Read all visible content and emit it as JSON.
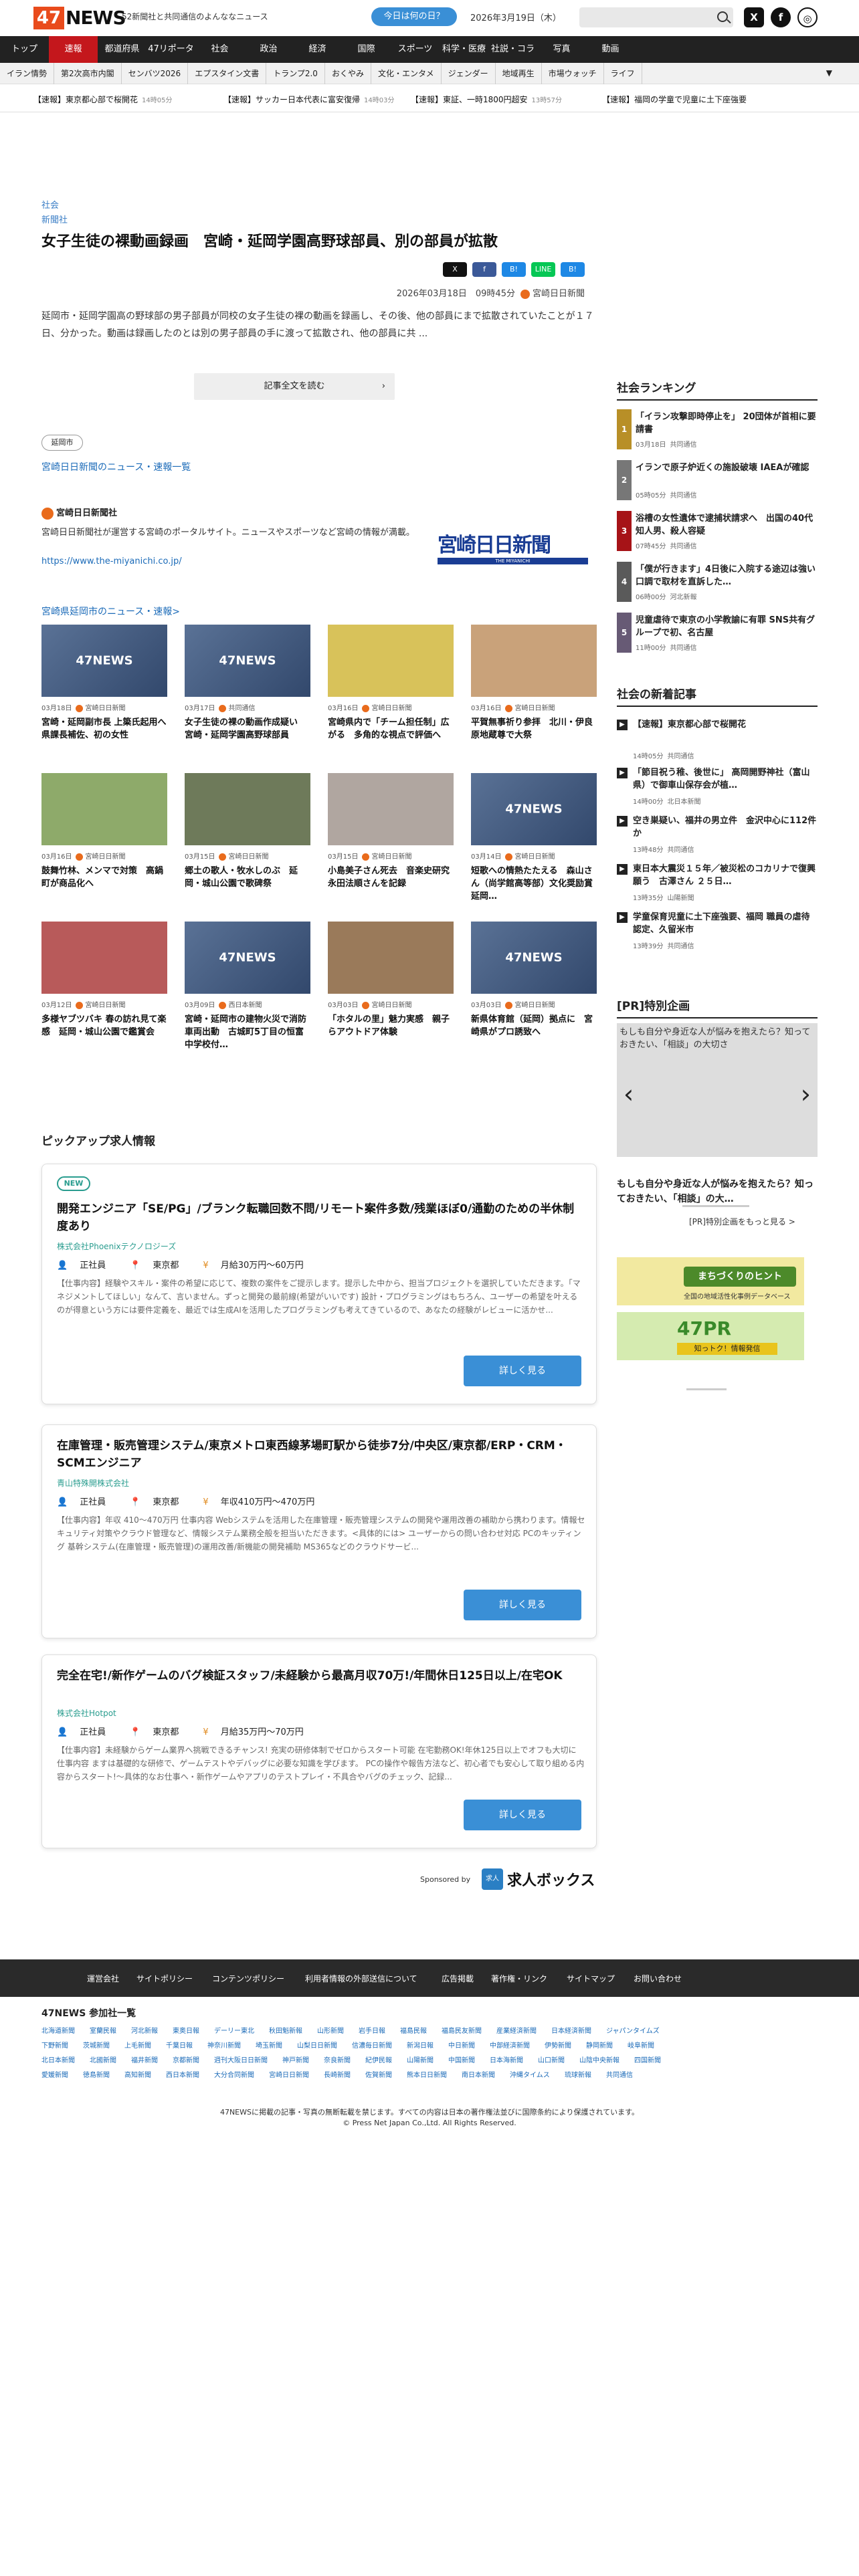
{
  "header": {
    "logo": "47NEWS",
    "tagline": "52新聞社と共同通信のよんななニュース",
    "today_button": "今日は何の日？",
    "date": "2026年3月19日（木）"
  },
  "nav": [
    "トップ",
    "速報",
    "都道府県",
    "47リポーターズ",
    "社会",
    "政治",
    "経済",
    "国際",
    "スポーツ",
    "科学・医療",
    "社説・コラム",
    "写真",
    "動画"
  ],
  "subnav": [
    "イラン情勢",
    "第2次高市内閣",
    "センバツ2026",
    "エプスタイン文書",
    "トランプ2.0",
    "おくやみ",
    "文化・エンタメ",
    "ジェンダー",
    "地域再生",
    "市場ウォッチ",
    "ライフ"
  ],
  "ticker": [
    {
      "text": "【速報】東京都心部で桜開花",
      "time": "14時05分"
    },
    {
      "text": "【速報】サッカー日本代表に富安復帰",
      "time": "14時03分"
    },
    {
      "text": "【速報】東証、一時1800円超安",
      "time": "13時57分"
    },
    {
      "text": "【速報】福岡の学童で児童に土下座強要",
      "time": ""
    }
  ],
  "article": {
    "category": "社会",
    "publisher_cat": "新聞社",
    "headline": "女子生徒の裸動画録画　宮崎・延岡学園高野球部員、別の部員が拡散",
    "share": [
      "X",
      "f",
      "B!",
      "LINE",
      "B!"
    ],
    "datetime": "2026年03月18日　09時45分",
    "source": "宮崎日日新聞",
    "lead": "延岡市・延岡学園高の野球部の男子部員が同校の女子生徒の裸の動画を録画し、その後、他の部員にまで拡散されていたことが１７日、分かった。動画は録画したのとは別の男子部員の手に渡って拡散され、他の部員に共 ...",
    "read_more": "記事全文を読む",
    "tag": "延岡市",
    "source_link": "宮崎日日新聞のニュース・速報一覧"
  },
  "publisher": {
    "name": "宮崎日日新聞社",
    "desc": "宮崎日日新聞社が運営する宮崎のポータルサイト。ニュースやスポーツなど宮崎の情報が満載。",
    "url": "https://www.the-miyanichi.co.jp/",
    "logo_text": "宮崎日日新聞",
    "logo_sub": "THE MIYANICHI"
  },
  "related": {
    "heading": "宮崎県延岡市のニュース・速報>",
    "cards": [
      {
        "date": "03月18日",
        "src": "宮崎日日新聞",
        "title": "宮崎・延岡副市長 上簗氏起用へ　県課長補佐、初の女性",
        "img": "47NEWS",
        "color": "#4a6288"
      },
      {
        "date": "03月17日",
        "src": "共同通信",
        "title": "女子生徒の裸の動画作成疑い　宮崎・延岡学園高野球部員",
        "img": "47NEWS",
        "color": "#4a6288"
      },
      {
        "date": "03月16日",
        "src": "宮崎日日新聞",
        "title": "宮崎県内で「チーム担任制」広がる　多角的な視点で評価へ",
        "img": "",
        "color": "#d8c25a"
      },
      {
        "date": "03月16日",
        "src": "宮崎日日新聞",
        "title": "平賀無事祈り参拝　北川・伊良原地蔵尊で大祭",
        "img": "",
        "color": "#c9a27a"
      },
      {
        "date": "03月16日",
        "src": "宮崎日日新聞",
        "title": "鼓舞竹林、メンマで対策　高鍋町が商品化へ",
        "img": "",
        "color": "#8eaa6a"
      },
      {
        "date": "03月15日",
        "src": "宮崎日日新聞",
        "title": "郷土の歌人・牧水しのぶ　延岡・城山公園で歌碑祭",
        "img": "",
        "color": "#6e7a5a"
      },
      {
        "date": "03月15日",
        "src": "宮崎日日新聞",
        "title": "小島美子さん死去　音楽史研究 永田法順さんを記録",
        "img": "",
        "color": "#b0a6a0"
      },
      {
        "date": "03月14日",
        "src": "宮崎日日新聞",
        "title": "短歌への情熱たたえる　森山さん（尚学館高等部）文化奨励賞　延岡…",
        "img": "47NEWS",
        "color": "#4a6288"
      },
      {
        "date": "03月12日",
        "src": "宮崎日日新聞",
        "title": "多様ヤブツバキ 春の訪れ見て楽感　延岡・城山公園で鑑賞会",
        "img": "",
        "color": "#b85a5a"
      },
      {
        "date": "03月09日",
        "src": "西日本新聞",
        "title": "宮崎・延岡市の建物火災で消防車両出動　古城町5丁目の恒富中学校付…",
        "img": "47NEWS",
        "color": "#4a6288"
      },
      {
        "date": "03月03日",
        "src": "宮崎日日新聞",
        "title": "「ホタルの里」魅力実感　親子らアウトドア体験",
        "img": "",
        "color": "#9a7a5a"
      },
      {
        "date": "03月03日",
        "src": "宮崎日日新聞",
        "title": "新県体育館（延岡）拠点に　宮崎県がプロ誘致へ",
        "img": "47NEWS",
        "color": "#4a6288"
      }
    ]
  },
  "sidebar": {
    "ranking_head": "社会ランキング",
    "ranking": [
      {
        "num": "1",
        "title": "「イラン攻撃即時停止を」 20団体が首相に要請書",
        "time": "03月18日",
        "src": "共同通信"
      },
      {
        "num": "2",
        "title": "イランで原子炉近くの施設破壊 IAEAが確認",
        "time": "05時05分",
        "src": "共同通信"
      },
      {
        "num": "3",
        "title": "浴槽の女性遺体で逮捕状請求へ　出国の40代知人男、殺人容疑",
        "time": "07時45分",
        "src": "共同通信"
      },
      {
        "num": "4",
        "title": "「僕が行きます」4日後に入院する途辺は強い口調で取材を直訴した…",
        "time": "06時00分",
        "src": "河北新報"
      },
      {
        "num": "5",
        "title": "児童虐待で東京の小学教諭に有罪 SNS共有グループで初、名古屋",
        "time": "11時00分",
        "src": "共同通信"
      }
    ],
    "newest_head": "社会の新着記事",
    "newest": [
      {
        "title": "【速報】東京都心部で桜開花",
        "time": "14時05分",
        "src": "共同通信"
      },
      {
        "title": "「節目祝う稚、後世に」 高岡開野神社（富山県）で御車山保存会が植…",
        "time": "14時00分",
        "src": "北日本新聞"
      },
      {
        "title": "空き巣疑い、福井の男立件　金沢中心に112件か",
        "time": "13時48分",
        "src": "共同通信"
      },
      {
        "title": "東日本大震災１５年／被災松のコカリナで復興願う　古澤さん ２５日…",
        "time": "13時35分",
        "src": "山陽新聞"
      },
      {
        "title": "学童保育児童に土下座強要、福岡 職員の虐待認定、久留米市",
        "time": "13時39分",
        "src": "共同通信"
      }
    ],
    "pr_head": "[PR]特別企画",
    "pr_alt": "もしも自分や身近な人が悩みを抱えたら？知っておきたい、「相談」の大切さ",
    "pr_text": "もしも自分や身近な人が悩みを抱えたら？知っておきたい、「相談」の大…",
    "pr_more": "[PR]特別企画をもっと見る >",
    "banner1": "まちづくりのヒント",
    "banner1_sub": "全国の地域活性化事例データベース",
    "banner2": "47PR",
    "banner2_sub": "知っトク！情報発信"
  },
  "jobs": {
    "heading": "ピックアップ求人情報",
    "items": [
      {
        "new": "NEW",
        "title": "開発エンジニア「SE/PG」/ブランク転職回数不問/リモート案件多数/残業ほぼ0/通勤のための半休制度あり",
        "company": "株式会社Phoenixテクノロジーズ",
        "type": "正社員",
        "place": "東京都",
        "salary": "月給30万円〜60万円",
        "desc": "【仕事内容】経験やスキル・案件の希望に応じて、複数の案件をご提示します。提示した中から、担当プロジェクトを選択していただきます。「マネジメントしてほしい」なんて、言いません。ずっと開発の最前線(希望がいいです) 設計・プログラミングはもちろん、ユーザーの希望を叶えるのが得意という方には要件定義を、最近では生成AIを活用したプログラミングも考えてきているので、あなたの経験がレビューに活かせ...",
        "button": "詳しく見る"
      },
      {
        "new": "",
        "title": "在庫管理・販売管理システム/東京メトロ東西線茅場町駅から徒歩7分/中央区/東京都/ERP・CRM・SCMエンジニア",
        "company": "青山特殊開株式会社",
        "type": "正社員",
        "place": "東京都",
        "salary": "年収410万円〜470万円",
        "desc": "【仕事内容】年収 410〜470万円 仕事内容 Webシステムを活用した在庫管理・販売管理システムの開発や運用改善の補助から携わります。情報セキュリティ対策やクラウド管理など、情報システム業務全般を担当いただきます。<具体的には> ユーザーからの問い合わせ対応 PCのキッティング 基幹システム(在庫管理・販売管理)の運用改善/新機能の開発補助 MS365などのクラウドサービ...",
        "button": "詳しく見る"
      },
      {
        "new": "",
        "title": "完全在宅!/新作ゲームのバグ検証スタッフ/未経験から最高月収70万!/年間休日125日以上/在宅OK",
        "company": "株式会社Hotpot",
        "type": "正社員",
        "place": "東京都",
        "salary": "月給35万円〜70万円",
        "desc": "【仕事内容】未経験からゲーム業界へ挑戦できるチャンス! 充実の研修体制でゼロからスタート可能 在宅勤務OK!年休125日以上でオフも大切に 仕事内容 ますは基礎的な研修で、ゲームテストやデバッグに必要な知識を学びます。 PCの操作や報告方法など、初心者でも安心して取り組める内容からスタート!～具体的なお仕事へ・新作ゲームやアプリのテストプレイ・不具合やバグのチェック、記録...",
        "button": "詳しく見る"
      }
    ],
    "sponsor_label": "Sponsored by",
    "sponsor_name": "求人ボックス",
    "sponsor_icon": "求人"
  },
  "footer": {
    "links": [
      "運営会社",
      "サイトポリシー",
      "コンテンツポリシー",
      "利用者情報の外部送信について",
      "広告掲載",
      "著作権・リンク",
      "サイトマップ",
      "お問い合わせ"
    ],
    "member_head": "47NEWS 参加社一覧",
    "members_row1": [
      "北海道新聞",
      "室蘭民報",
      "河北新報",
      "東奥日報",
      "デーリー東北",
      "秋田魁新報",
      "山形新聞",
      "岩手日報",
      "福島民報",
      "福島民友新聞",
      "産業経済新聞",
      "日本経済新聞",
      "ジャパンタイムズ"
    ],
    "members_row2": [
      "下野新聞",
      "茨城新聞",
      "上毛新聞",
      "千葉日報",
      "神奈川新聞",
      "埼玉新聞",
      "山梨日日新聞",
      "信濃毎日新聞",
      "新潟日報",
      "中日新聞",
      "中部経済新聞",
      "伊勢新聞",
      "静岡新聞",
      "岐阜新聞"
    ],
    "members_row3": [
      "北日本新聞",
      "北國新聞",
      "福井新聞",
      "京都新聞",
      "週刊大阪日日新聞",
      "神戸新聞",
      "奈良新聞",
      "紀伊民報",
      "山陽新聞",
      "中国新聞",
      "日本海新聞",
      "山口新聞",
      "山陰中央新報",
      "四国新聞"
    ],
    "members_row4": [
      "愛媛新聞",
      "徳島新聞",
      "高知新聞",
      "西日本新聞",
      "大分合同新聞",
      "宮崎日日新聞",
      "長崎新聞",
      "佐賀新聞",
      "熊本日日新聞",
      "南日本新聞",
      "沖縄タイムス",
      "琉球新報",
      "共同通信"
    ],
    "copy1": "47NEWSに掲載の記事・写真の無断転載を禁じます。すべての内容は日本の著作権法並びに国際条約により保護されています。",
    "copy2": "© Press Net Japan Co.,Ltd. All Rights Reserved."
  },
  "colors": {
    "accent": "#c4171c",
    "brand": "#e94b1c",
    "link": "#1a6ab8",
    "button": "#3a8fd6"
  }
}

▶ **Task to complete**:
Scan the material and collect every line that contains "在庫管理".

▶ **Response to the task**:
        "title": "在庫管理・販売管理システム/東京メトロ東西線茅場町駅から徒歩7分/中央区/東京都/ERP・CRM・SCMエンジニア",
        "desc": "【仕事内容】年収 410〜470万円 仕事内容 Webシステムを活用した在庫管理・販売管理システムの開発や運用改善の補助から携わります。情報セキュリティ対策やクラウド管理など、情報システム業務全般を担当いただきます。<具体的には> ユーザーからの問い合わせ対応 PCのキッティング 基幹システム(在庫管理・販売管理)の運用改善/新機能の開発補助 MS365などのクラウドサービ...",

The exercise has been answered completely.